■ **Task data**:
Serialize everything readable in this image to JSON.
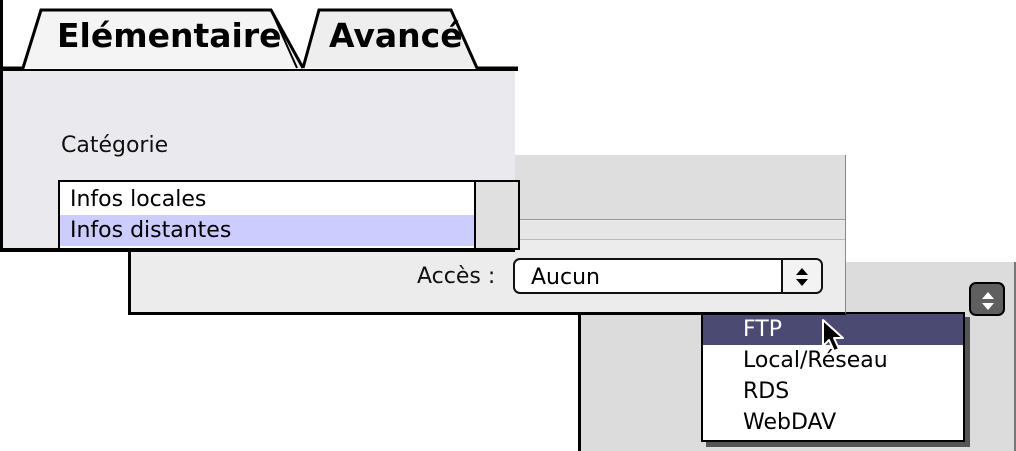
{
  "tabs": [
    {
      "label": "Elémentaire",
      "active": false
    },
    {
      "label": "Avancé",
      "active": true
    }
  ],
  "category": {
    "label": "Catégorie",
    "items": [
      "Infos locales",
      "Infos distantes"
    ],
    "selected": "Infos distantes"
  },
  "access": {
    "label": "Accès :",
    "value": "Aucun"
  },
  "access_menu": {
    "items": [
      "FTP",
      "Local/Réseau",
      "RDS",
      "WebDAV"
    ],
    "highlighted": "FTP"
  },
  "colors": {
    "menu_highlight": "#4a4a72",
    "list_selection": "#ccccff"
  }
}
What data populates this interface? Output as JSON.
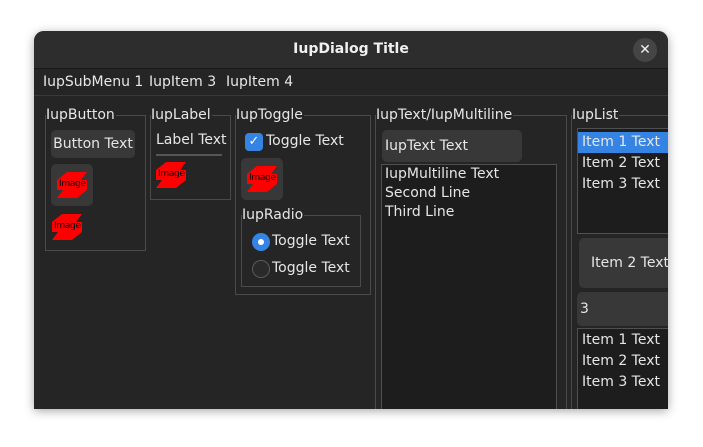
{
  "window": {
    "title": "IupDialog Title"
  },
  "menu": {
    "items": [
      "IupSubMenu 1",
      "IupItem 3",
      "IupItem 4"
    ]
  },
  "button_frame": {
    "title": "IupButton",
    "button_text": "Button Text",
    "image_label": "Image"
  },
  "label_frame": {
    "title": "IupLabel",
    "label_text": "Label Text",
    "image_label": "Image"
  },
  "toggle_frame": {
    "title": "IupToggle",
    "toggle_text": "Toggle Text",
    "image_label": "Image",
    "radio": {
      "title": "IupRadio",
      "options": [
        {
          "label": "Toggle Text",
          "selected": true
        },
        {
          "label": "Toggle Text",
          "selected": false
        }
      ]
    }
  },
  "text_frame": {
    "title": "IupText/IupMultiline",
    "text_value": "IupText Text",
    "multiline_lines": [
      "IupMultiline Text",
      "Second Line",
      "Third Line"
    ]
  },
  "list_frame": {
    "title": "IupList",
    "list1": {
      "items": [
        "Item 1 Text",
        "Item 2 Text",
        "Item 3 Text"
      ],
      "selected_index": 0
    },
    "dropdown_value": "Item 2 Text",
    "edit_value": "3",
    "list2": {
      "items": [
        "Item 1 Text",
        "Item 2 Text",
        "Item 3 Text"
      ]
    }
  },
  "colors": {
    "accent": "#3584e4",
    "window_bg": "#252525",
    "image_red": "#ff0000"
  }
}
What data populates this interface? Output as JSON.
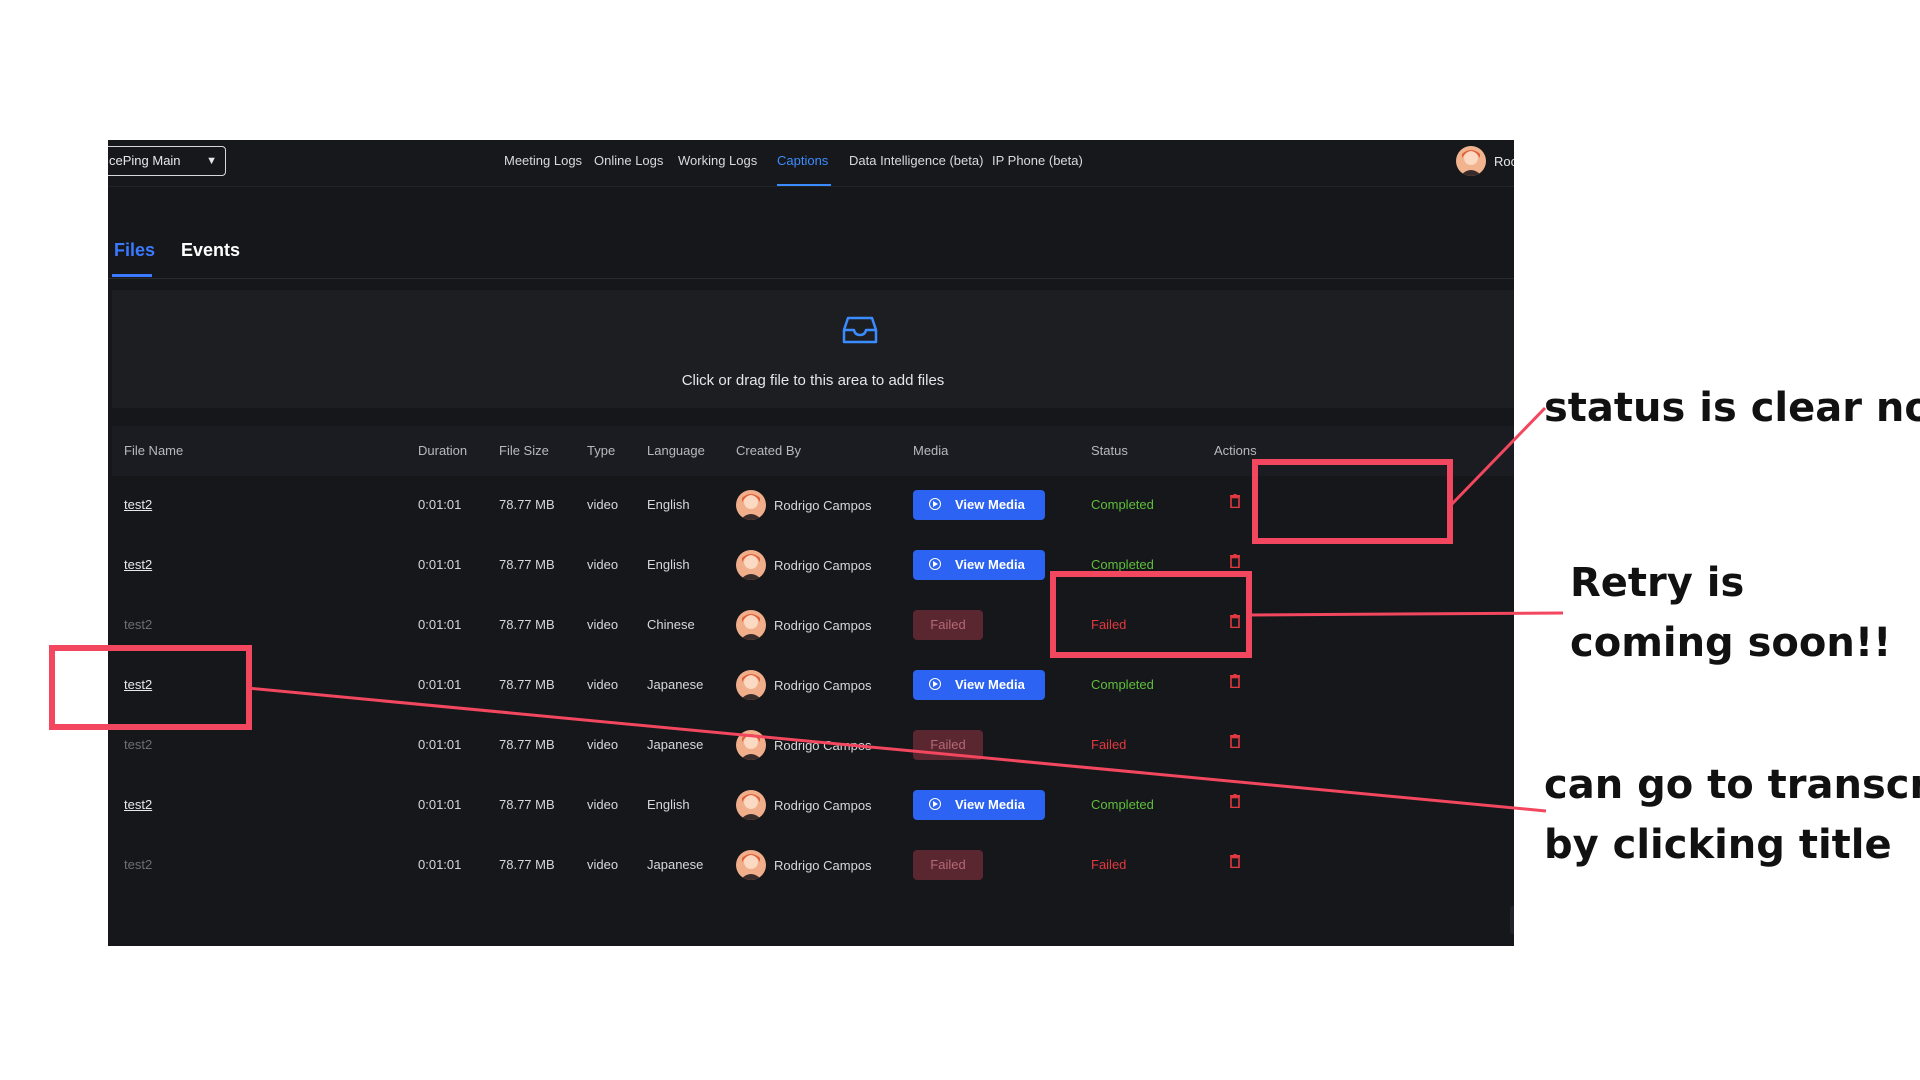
{
  "header": {
    "workspace": "cePing Main",
    "nav": [
      {
        "label": "Meeting Logs",
        "active": false
      },
      {
        "label": "Online Logs",
        "active": false
      },
      {
        "label": "Working Logs",
        "active": false
      },
      {
        "label": "Captions",
        "active": true
      },
      {
        "label": "Data Intelligence (beta)",
        "active": false
      },
      {
        "label": "IP Phone (beta)",
        "active": false
      }
    ],
    "user_name": "Roc"
  },
  "tabs": [
    {
      "label": "Files",
      "active": true
    },
    {
      "label": "Events",
      "active": false
    }
  ],
  "dropzone": {
    "icon": "inbox-icon",
    "text": "Click or drag file to this area to add files"
  },
  "table": {
    "columns": [
      "File Name",
      "Duration",
      "File Size",
      "Type",
      "Language",
      "Created By",
      "Media",
      "Status",
      "Actions"
    ],
    "rows": [
      {
        "file_name": "test2",
        "clickable": true,
        "duration": "0:01:01",
        "file_size": "78.77 MB",
        "type": "video",
        "language": "English",
        "created_by": "Rodrigo Campos",
        "media": "View Media",
        "status": "Completed"
      },
      {
        "file_name": "test2",
        "clickable": true,
        "duration": "0:01:01",
        "file_size": "78.77 MB",
        "type": "video",
        "language": "English",
        "created_by": "Rodrigo Campos",
        "media": "View Media",
        "status": "Completed"
      },
      {
        "file_name": "test2",
        "clickable": false,
        "duration": "0:01:01",
        "file_size": "78.77 MB",
        "type": "video",
        "language": "Chinese",
        "created_by": "Rodrigo Campos",
        "media": "Failed",
        "status": "Failed"
      },
      {
        "file_name": "test2",
        "clickable": true,
        "duration": "0:01:01",
        "file_size": "78.77 MB",
        "type": "video",
        "language": "Japanese",
        "created_by": "Rodrigo Campos",
        "media": "View Media",
        "status": "Completed"
      },
      {
        "file_name": "test2",
        "clickable": false,
        "duration": "0:01:01",
        "file_size": "78.77 MB",
        "type": "video",
        "language": "Japanese",
        "created_by": "Rodrigo Campos",
        "media": "Failed",
        "status": "Failed"
      },
      {
        "file_name": "test2",
        "clickable": true,
        "duration": "0:01:01",
        "file_size": "78.77 MB",
        "type": "video",
        "language": "English",
        "created_by": "Rodrigo Campos",
        "media": "View Media",
        "status": "Completed"
      },
      {
        "file_name": "test2",
        "clickable": false,
        "duration": "0:01:01",
        "file_size": "78.77 MB",
        "type": "video",
        "language": "Japanese",
        "created_by": "Rodrigo Campos",
        "media": "Failed",
        "status": "Failed"
      }
    ]
  },
  "pager": {
    "prev_icon": "chevron-left-icon"
  },
  "annotations": {
    "status_note": "status is clear now",
    "retry_note_line1": "Retry is",
    "retry_note_line2": "coming soon!!",
    "title_note_line1": "can go to transcript",
    "title_note_line2": "by clicking title"
  },
  "colors": {
    "accent": "#3b8cff",
    "completed": "#5fbf3a",
    "failed": "#e2383f",
    "annotation": "#f2475e"
  }
}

■ **Goal of the exercise**: From the records, copy every line that has the string "IupText" in it.

■ **Solution for this exercise**:
    "title": "IupText/IupMultiline",
    "text_value": "IupText Text",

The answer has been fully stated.